WRITTEN TASK>
Repeat each line exactly, leaving nothing out.

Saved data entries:

▼

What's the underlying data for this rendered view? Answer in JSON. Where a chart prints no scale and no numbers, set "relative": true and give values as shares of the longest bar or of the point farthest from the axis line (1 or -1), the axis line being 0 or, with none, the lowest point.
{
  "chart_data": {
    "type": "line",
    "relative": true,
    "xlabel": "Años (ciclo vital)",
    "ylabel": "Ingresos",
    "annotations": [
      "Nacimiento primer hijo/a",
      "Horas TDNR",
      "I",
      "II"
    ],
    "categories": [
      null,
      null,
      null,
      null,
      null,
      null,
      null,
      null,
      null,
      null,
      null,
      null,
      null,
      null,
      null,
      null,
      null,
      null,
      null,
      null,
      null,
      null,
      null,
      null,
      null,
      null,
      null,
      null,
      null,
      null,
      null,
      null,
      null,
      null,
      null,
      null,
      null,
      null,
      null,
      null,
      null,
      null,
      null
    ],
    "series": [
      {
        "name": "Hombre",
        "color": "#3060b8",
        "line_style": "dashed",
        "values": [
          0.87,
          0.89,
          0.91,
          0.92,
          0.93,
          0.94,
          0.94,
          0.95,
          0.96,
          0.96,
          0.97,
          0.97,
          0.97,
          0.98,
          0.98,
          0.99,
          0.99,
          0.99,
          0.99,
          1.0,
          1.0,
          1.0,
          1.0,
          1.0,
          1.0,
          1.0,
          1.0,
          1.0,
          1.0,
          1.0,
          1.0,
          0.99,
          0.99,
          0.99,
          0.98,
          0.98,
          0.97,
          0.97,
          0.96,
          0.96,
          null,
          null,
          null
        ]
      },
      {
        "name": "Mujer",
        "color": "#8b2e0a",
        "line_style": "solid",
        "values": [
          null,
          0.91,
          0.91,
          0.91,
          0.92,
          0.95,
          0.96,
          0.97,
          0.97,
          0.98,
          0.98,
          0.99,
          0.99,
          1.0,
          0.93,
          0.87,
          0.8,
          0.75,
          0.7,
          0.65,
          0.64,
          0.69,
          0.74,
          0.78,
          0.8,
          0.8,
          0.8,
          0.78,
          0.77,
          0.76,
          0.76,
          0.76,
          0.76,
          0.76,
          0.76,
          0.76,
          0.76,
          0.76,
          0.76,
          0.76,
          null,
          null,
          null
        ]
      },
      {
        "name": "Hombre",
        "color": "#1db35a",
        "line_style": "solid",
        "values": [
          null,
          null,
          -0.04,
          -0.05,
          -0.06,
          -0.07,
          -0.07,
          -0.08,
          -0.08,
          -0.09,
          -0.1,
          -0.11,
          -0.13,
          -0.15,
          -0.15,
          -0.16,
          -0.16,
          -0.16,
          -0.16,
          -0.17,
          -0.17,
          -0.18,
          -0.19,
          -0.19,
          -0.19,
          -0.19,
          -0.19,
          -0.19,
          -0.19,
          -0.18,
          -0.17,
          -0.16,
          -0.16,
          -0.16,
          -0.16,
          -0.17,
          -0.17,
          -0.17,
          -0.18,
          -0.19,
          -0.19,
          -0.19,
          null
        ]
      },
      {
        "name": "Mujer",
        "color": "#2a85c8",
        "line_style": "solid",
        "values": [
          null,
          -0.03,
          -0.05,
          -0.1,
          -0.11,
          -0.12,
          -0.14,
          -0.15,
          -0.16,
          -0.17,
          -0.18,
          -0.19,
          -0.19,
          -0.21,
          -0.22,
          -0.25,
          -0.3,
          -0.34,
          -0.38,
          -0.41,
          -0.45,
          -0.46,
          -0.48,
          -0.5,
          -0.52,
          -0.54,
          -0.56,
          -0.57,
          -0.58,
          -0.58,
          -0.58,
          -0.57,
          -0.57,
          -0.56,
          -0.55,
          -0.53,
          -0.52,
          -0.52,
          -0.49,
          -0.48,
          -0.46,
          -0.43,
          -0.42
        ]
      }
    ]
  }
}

▲

COMPLETED TASK>
What's the underlying data for this rendered view? Answer in JSON. Where a chart prints no scale and no numbers, set "relative": true and give values as shares of the longest bar or of the point farthest from the axis line (1 or -1), the axis line being 0 or, with none, the lowest point.
{
  "chart_data": {
    "type": "line",
    "relative": true,
    "xlabel": "Años (ciclo vital)",
    "ylabel": "Ingresos",
    "annotations": [
      "Nacimiento primer hijo/a",
      "Horas TDNR",
      "I",
      "II"
    ],
    "categories": [
      null,
      null,
      null,
      null,
      null,
      null,
      null,
      null,
      null,
      null,
      null,
      null,
      null,
      null,
      null,
      null,
      null,
      null,
      null,
      null,
      null,
      null,
      null,
      null,
      null,
      null,
      null,
      null,
      null,
      null,
      null,
      null,
      null,
      null,
      null,
      null,
      null,
      null,
      null,
      null,
      null,
      null,
      null
    ],
    "series": [
      {
        "name": "Hombre",
        "color": "#3060b8",
        "line_style": "dashed",
        "values": [
          0.87,
          0.89,
          0.91,
          0.92,
          0.93,
          0.94,
          0.94,
          0.95,
          0.96,
          0.96,
          0.97,
          0.97,
          0.97,
          0.98,
          0.98,
          0.99,
          0.99,
          0.99,
          0.99,
          1.0,
          1.0,
          1.0,
          1.0,
          1.0,
          1.0,
          1.0,
          1.0,
          1.0,
          1.0,
          1.0,
          1.0,
          0.99,
          0.99,
          0.99,
          0.98,
          0.98,
          0.97,
          0.97,
          0.96,
          0.96,
          null,
          null,
          null
        ]
      },
      {
        "name": "Mujer",
        "color": "#8b2e0a",
        "line_style": "solid",
        "values": [
          null,
          0.91,
          0.91,
          0.91,
          0.92,
          0.95,
          0.96,
          0.97,
          0.97,
          0.98,
          0.98,
          0.99,
          0.99,
          1.0,
          0.93,
          0.87,
          0.8,
          0.75,
          0.7,
          0.65,
          0.64,
          0.69,
          0.74,
          0.78,
          0.8,
          0.8,
          0.8,
          0.78,
          0.77,
          0.76,
          0.76,
          0.76,
          0.76,
          0.76,
          0.76,
          0.76,
          0.76,
          0.76,
          0.76,
          0.76,
          null,
          null,
          null
        ]
      },
      {
        "name": "Hombre",
        "color": "#1db35a",
        "line_style": "solid",
        "values": [
          null,
          null,
          -0.04,
          -0.05,
          -0.06,
          -0.07,
          -0.07,
          -0.08,
          -0.08,
          -0.09,
          -0.1,
          -0.11,
          -0.13,
          -0.15,
          -0.15,
          -0.16,
          -0.16,
          -0.16,
          -0.16,
          -0.17,
          -0.17,
          -0.18,
          -0.19,
          -0.19,
          -0.19,
          -0.19,
          -0.19,
          -0.19,
          -0.19,
          -0.18,
          -0.17,
          -0.16,
          -0.16,
          -0.16,
          -0.16,
          -0.17,
          -0.17,
          -0.17,
          -0.18,
          -0.19,
          -0.19,
          -0.19,
          null
        ]
      },
      {
        "name": "Mujer",
        "color": "#2a85c8",
        "line_style": "solid",
        "values": [
          null,
          -0.03,
          -0.05,
          -0.1,
          -0.11,
          -0.12,
          -0.14,
          -0.15,
          -0.16,
          -0.17,
          -0.18,
          -0.19,
          -0.19,
          -0.21,
          -0.22,
          -0.25,
          -0.3,
          -0.34,
          -0.38,
          -0.41,
          -0.45,
          -0.46,
          -0.48,
          -0.5,
          -0.52,
          -0.54,
          -0.56,
          -0.57,
          -0.58,
          -0.58,
          -0.58,
          -0.57,
          -0.57,
          -0.56,
          -0.55,
          -0.53,
          -0.52,
          -0.52,
          -0.49,
          -0.48,
          -0.46,
          -0.43,
          -0.42
        ]
      }
    ]
  }
}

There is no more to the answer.